----- SOURCE TEXT

Africa and the Arab world are known to have maintained fruitful exchanges in trade, culture and civilization through people-to-people contact.

With their shared space and populations, Africa and the Arab world are also tied by a common destiny and shared interest which, obviously, demands that they mutually cooperate for the benefit of their peoples.

It was, therefore, not surprising that after the attainment of independence by most African countries in the 1960s, relations were prioritized with their Arab neighbors. It should be recalled that the struggle for freedom in Africa was also supported by Arab nations.

The Kingdom of Saudi Arabia, a major and strategic Arab state and African neighbor, was one of the first countries with which the emergent independent African states hurried to establish formal diplomatic relations.

Africa-Saudi cooperation, which was initially Hajj-centric, has over the past six decades witnessed significant diversification, covering a number of mutually beneficial areas such as sustainable development, trade, investment, education, health, sports, culture, agriculture, mining and oil and gas.

It is gratifying to note that today, a large number of professionals from several African countries, including some of the most valued football players, are actively working and contributing silently in building ties and strengthening cooperation in the various fields of human endeavor.

----------

## THE TASKS
**1.** Answer these questions from the passage on Africa-Arab relations:
(a) In which decade did most African countries attain independence?
(b) Which country does the passage call one of the first with which the newly independent African states established formal diplomatic relations?
(c) What was Africa-Saudi cooperation centered on at first?
**2.** Please write the next part of the passage on Africa-Arab relations, picking up after its final sentence.
The listing below isn't needed.

----- SUPPLIED MATERIAL

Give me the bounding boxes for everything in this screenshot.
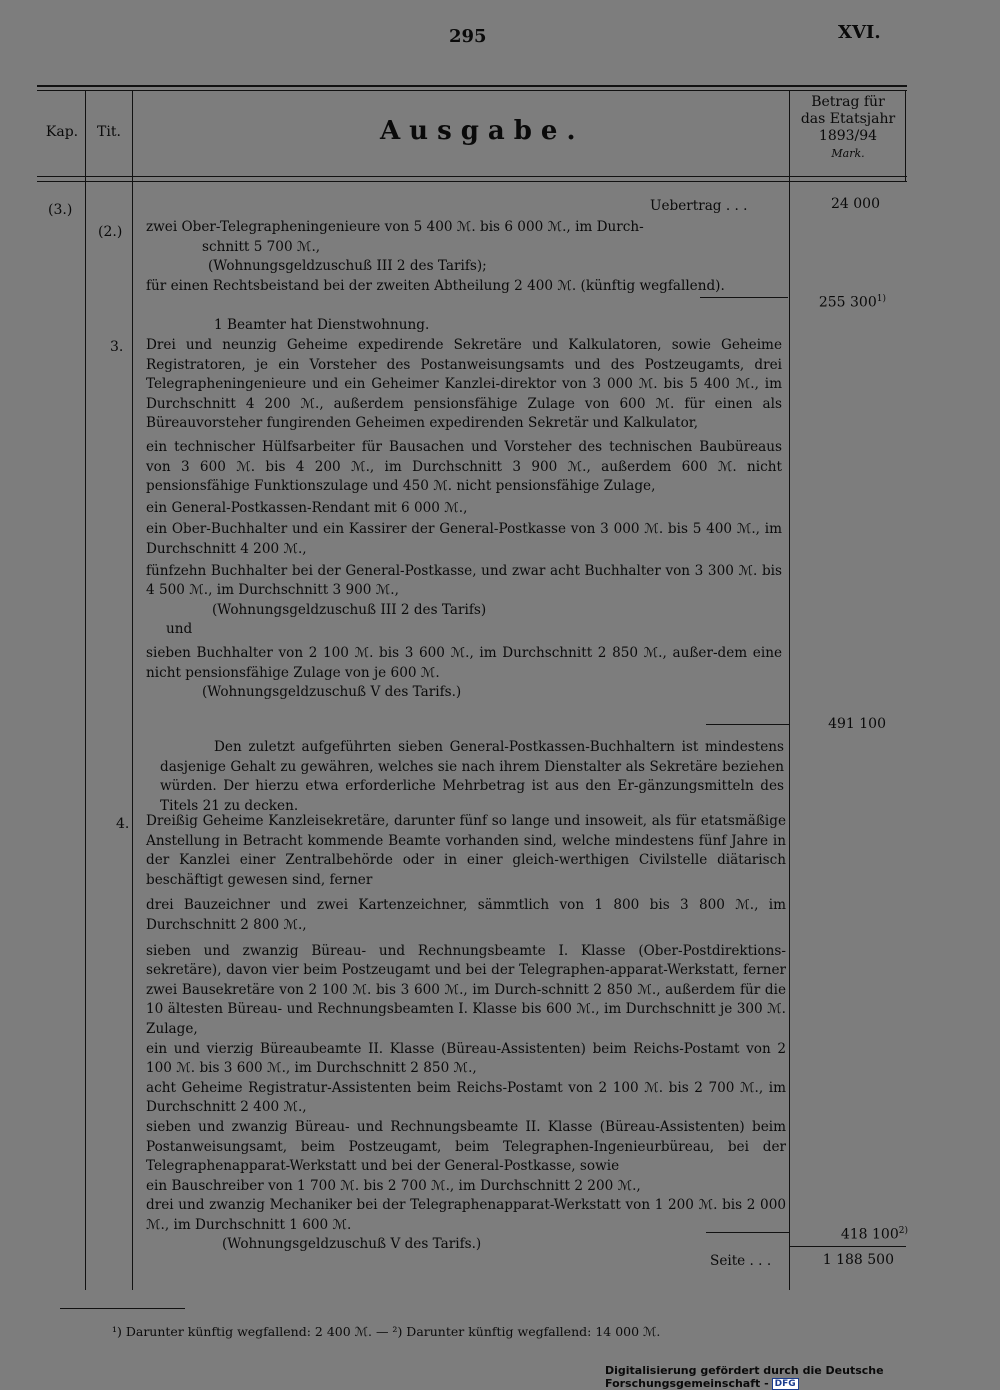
digitization-credit: [605, 1364, 1000, 1390]
text-amount-divider: [789, 90, 790, 1290]
t3-para9: (Wohnungsgeldzuschuß V des Tarifs.): [202, 684, 462, 701]
tit-marker-4: 4.: [116, 816, 130, 832]
t3-para5: fünfzehn Buchhalter bei der General-Postkasse, und zwar acht Buchhalter von 3 300 ℳ. bis 4 500 ℳ., im Durchschnitt 3 900 ℳ.,: [146, 562, 782, 599]
t4-para8: drei und zwanzig Mechaniker bei der Telegraphenapparat-Werkstatt von 1 200 ℳ. bis 2 000 ℳ., im Durchschnitt 1 600 ℳ.: [146, 1197, 786, 1233]
title2-amount-value: 255 300: [818, 294, 877, 311]
subtotal-rule: [790, 1246, 906, 1247]
title4-amount: [808, 1226, 908, 1243]
t4-para9: (Wohnungsgeldzuschuß V des Tarifs.): [222, 1236, 482, 1253]
credit-text: Digitalisierung gefördert durch die Deutsche Forschungsgemeinschaft -: [605, 1364, 884, 1390]
t3-para8: sieben Buchhalter von 2 100 ℳ. bis 3 600 ℳ., im Durchschnitt 2 850 ℳ., außer-dem eine nicht pensionsfähige Zulage von je 600 ℳ.: [146, 644, 782, 681]
t3-para7: und: [166, 621, 193, 638]
kap-marker: (3.): [48, 202, 73, 218]
top-rule-thin: [37, 90, 907, 91]
seite-label: Seite . . .: [710, 1253, 772, 1269]
t4-para3: sieben und zwanzig Büreau- und Rechnungsbeamte I. Klasse (Ober-Postdirektions-sekretäre), davon vier beim Postzeugamt und bei der Telegraphen-apparat-Werkstatt, ferner zwei Bausekretäre von 2 100 ℳ. bis 3 600 ℳ., im Durch-schnitt 2 850 ℳ., außerdem für die 10 ältesten Büreau- und Rechnungsbeamten I. Klasse bis 600 ℳ., im Durchschnitt je 300 ℳ. Zulage,: [146, 942, 786, 1037]
title4-block: [146, 812, 786, 1255]
t2-line3: (Wohnungsgeldzuschuß III 2 des Tarifs);: [208, 258, 487, 275]
section-number: XVI.: [838, 22, 881, 43]
title4-rule: [706, 1232, 790, 1233]
footnote-rule: [60, 1308, 185, 1309]
seite-amount: 1 188 500: [822, 1252, 894, 1268]
t3-para3: ein General-Postkassen-Rendant mit 6 000 ℳ.,: [146, 499, 468, 516]
kap-tit-divider: [85, 90, 86, 1290]
tit-text-divider: [132, 90, 133, 1290]
t4-para5: acht Geheime Registratur-Assistenten beim Reichs-Postamt von 2 100 ℳ. bis 2 700 ℳ., im Durchschnitt 2 400 ℳ.,: [146, 1079, 786, 1116]
header-bottom-rule: [37, 176, 907, 177]
title3-remark: [160, 738, 784, 816]
t3-para1: Drei und neunzig Geheime expedirende Sekretäre und Kalkulatoren, sowie Geheime Registratoren, je ein Vorsteher des Postanweisungsamts und des Postzeugamts, drei Telegrapheningenieure und ein Geheimer Kanzlei-direktor von 3 000 ℳ. bis 5 400 ℳ., im Durchschnitt 4 200 ℳ., außerdem pensionsfähige Zulage von 600 ℳ. für einen als Büreauvorsteher fungirenden Geheimen expedirenden Sekretär und Kalkulator,: [146, 337, 782, 432]
amount-header-line1: Betrag für: [811, 94, 885, 110]
amount-header: [792, 94, 904, 162]
tit-marker-2: (2.): [98, 224, 123, 240]
amount-right-edge: [905, 90, 906, 182]
t3-remark-text: Den zuletzt aufgeführten sieben General-Postkassen-Buchhaltern ist mindestens dasjenige Gehalt zu gewähren, welches sie nach ihrem Dienstalter als Sekretäre beziehen würden. Der hierzu etwa erforderliche Mehrbetrag ist aus den Er-gänzungsmitteln des Titels 21 zu decken.: [160, 739, 784, 814]
dfg-logo: DFG: [772, 1378, 799, 1390]
tit-marker-3: 3.: [110, 339, 124, 355]
t4-para6: sieben und zwanzig Büreau- und Rechnungsbeamte II. Klasse (Büreau-Assistenten) beim Postanweisungsamt, beim Postzeugamt, beim Telegraphen-Ingenieurbüreau, bei der Telegraphenapparat-Werkstatt und bei der General-Postkasse, sowie: [146, 1118, 786, 1175]
header-bottom-rule-2: [37, 181, 907, 182]
t4-para7: ein Bauschreiber von 1 700 ℳ. bis 2 700 ℳ., im Durchschnitt 2 200 ℳ.,: [146, 1177, 641, 1194]
title4-amount-value: 418 100: [840, 1226, 899, 1243]
title2-amount: [786, 294, 886, 311]
t4-para1: Dreißig Geheime Kanzleisekretäre, darunter fünf so lange und insoweit, als für etatsmäßige Anstellung in Betracht kommende Beamte vorhanden sind, welche mindestens fünf Jahre in der Kanzlei einer Zentralbehörde oder in einer gleich-werthigen Civilstelle diätarisch beschäftigt gewesen sind, ferner: [146, 813, 786, 888]
uebertrag-amount: 24 000: [831, 196, 880, 212]
t2-line1: zwei Ober-Telegrapheningenieure von 5 400 ℳ. bis 6 000 ℳ., im Durch-: [146, 219, 644, 235]
title3-block: [146, 336, 782, 703]
uebertrag-label: Uebertrag . . .: [650, 198, 748, 214]
t4-para4: ein und vierzig Büreaubeamte II. Klasse (Büreau-Assistenten) beim Reichs-Postamt von 2 100 ℳ. bis 3 600 ℳ., im Durchschnitt 2 850 ℳ.,: [146, 1040, 786, 1077]
title4-amount-note: 2): [898, 1226, 908, 1236]
title2-amount-note: 1): [876, 294, 886, 304]
t3-para6: (Wohnungsgeldzuschuß III 2 des Tarifs): [212, 601, 487, 618]
title3-amount: 491 100: [828, 716, 886, 732]
amount-header-line3: 1893/94: [818, 128, 878, 144]
t2-line4: für einen Rechtsbeistand bei der zweiten Abtheilung 2 400 ℳ. (künftig wegfallend).: [146, 277, 725, 294]
t3-para4: ein Ober-Buchhalter und ein Kassirer der General-Postkasse von 3 000 ℳ. bis 5 400 ℳ., im Durchschnitt 4 200 ℳ.,: [146, 521, 782, 557]
page-number: 295: [449, 26, 487, 47]
t2-line2: schnitt 5 700 ℳ.,: [202, 238, 321, 255]
footnote: ¹) Darunter künftig wegfallend: 2 400 ℳ. — ²) Darunter künftig wegfallend: 14 000 ℳ.: [112, 1324, 661, 1339]
t3-para2: ein technischer Hülfsarbeiter für Bausachen und Vorsteher des technischen Baubüreaus von 3 600 ℳ. bis 4 200 ℳ., im Durchschnitt 3 900 ℳ., außerdem 600 ℳ. nicht pensionsfähige Funktionszulage und 450 ℳ. nicht pensionsfähige Zulage,: [146, 438, 782, 495]
title2-block: [146, 218, 776, 296]
kap-header: Kap.: [45, 124, 79, 140]
title3-rule: [706, 724, 790, 725]
amount-unit: Mark.: [831, 147, 865, 160]
t2-service-note: 1 Beamter hat Dienstwohnung.: [214, 317, 430, 333]
amount-header-line2: das Etatsjahr: [800, 111, 896, 127]
table-title: Ausgabe.: [380, 116, 585, 146]
top-rule: [37, 85, 907, 87]
title2-rule: [700, 297, 788, 298]
t4-para2: drei Bauzeichner und zwei Kartenzeichner, sämmtlich von 1 800 bis 3 800 ℳ., im Durchschnitt 2 800 ℳ.,: [146, 897, 786, 933]
tit-header: Tit.: [97, 124, 121, 140]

----------

## ANSWERS BELOW
**1.**
(a) The 1960s
(b) The Kingdom of Saudi Arabia
(c) The Hajj

**2.**
At the multilateral level, Saudi Arabia, the Middle East and Africa, as members of the Global South, share a common vision for a just and equitable international order as they also strive to promote South-South cooperation.

They coordinate their positions and collaborate on regional and international issues of mutual interest and concern. They are also known to be supporting each other at various international fora.

On economic cooperation, Saudi Arabia, a prominent leader in the Arab world, has been an active contributor to Africa’s developmental aspirations.

For years, the Kingdom, through the Saudi Fund for Development, has made significant and visible interventions in many African countries in the domain of socio-economic and infrastructure development.

The fund is known, laudably, to have financed development projects in more than 44 African countries, through which the Kingdom has contributed to the concessional financing of development projects in several African countries.

Furthermore, it is important to highlight that Saudi Arabia, which became a member of the African Development Bank in 1983, is partnering with the bank on co-financing initiatives through the Saudi Fund for Development.

The bank has also approved several co-financing projects with institutions largely supported by Saudi Arabia, including the Islamic Development Bank Group, of which the Kingdom is the largest shareholder, the OPEC Fund for International Development and the Arab Fund for Economic and Social Development.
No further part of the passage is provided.